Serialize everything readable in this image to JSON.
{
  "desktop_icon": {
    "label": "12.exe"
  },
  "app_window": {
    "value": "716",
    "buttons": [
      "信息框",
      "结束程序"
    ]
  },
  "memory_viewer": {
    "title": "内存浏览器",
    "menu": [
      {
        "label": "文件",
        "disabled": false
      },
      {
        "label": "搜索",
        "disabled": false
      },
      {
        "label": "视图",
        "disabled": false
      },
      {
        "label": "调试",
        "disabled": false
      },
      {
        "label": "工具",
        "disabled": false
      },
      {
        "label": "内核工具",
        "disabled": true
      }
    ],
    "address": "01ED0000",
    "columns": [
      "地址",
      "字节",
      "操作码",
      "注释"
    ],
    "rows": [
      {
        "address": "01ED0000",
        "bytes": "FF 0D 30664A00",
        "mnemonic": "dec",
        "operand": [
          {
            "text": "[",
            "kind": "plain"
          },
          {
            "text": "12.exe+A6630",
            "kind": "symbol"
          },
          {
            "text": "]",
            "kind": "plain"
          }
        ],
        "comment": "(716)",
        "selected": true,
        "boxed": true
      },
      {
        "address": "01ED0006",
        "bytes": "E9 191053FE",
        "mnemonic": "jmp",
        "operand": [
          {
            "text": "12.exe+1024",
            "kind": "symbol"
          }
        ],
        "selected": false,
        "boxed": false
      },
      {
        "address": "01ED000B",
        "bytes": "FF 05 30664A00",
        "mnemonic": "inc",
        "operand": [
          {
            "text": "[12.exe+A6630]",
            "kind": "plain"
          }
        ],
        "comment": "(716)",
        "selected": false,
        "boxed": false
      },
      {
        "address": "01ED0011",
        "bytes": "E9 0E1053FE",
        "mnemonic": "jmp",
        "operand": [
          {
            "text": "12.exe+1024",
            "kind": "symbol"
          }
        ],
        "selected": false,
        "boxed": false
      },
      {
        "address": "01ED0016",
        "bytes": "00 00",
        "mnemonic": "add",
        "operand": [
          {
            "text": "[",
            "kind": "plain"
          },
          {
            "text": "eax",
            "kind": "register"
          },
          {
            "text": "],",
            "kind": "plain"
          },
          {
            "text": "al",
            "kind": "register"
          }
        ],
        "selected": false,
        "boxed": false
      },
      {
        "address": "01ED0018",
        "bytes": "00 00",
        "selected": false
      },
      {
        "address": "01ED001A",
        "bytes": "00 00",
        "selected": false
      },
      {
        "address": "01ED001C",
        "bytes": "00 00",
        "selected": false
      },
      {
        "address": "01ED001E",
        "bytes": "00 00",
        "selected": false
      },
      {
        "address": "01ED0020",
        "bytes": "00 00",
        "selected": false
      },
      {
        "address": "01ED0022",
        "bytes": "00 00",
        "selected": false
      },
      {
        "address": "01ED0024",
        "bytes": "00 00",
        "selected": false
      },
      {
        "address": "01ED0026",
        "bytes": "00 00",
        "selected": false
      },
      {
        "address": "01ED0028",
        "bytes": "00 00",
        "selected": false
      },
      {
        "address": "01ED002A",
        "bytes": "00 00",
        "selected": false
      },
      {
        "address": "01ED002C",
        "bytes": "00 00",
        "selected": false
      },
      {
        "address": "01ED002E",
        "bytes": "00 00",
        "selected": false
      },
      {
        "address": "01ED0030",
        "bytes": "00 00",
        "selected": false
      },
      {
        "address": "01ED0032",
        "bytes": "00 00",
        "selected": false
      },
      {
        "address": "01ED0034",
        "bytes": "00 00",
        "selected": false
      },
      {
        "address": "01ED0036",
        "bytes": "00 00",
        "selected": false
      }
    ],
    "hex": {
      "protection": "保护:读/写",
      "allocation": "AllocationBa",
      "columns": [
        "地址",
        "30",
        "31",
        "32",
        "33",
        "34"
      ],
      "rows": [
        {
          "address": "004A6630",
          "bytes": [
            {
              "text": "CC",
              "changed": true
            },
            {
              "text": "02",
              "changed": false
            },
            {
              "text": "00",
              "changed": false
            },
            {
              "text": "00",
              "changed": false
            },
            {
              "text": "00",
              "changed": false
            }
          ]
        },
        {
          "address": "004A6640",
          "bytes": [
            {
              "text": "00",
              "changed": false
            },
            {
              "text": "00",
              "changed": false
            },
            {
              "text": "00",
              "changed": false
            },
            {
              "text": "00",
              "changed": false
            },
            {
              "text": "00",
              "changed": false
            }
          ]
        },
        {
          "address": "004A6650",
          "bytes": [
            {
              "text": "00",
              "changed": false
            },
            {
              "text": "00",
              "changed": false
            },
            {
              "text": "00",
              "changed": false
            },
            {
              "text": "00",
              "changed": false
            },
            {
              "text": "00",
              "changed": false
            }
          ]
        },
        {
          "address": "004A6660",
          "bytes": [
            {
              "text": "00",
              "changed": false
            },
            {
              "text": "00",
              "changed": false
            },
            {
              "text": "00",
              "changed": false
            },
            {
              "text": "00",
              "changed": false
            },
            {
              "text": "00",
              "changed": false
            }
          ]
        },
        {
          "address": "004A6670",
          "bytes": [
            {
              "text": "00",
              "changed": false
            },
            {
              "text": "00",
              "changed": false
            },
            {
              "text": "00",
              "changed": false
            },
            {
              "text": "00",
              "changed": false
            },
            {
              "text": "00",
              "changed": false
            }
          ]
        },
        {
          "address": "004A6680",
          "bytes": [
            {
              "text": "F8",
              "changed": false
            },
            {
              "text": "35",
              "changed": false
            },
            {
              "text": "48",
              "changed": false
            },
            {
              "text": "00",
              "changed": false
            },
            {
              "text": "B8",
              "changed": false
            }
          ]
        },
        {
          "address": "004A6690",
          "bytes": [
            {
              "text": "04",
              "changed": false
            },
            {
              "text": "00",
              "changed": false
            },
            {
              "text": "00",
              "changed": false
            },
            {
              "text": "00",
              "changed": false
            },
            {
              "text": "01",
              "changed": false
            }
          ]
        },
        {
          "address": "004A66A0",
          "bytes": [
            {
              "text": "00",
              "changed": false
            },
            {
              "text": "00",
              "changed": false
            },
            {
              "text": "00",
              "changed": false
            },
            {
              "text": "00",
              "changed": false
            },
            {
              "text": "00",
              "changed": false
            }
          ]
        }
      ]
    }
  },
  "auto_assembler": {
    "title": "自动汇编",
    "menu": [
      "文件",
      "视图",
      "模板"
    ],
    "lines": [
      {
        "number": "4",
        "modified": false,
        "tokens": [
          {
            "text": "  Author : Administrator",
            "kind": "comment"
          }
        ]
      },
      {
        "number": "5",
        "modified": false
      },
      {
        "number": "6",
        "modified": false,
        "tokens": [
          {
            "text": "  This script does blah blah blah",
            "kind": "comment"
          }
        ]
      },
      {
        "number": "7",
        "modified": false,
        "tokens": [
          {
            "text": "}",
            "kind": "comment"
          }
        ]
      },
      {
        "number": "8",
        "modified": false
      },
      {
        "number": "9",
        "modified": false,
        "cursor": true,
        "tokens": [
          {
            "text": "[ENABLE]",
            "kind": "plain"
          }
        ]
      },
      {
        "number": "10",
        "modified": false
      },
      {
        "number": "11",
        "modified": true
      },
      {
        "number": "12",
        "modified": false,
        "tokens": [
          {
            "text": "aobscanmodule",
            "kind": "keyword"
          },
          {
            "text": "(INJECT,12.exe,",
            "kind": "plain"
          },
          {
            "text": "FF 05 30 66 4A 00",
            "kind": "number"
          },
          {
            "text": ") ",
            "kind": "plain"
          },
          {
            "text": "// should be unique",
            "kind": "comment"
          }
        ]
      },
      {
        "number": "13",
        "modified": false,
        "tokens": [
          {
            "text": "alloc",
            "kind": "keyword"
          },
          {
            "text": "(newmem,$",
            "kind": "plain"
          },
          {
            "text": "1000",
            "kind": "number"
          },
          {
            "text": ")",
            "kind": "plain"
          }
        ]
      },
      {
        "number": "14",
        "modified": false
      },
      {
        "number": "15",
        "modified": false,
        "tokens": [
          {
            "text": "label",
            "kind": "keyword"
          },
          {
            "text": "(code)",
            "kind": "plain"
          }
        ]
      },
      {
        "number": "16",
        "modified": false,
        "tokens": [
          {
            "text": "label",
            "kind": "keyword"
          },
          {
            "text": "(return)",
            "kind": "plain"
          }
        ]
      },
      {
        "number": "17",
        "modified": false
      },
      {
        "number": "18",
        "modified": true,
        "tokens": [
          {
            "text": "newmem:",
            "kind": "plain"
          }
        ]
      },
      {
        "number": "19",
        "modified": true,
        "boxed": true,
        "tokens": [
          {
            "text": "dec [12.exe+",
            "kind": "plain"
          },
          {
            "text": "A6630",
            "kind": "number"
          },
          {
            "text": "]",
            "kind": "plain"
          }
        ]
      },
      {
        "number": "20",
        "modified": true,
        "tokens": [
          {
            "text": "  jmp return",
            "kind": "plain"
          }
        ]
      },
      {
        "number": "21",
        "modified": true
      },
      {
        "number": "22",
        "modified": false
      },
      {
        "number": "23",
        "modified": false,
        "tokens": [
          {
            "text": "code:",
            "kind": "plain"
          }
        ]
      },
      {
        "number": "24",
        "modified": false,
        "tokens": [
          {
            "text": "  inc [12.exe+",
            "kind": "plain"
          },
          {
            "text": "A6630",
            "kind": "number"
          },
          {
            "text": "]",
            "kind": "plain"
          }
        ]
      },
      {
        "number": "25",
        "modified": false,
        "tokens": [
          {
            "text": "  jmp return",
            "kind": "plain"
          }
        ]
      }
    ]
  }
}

----------------------------------------

* _Set task_:
Looking at the material above, count the lines that hold "label" and give the total alone.

* _Answer to the problem_:
9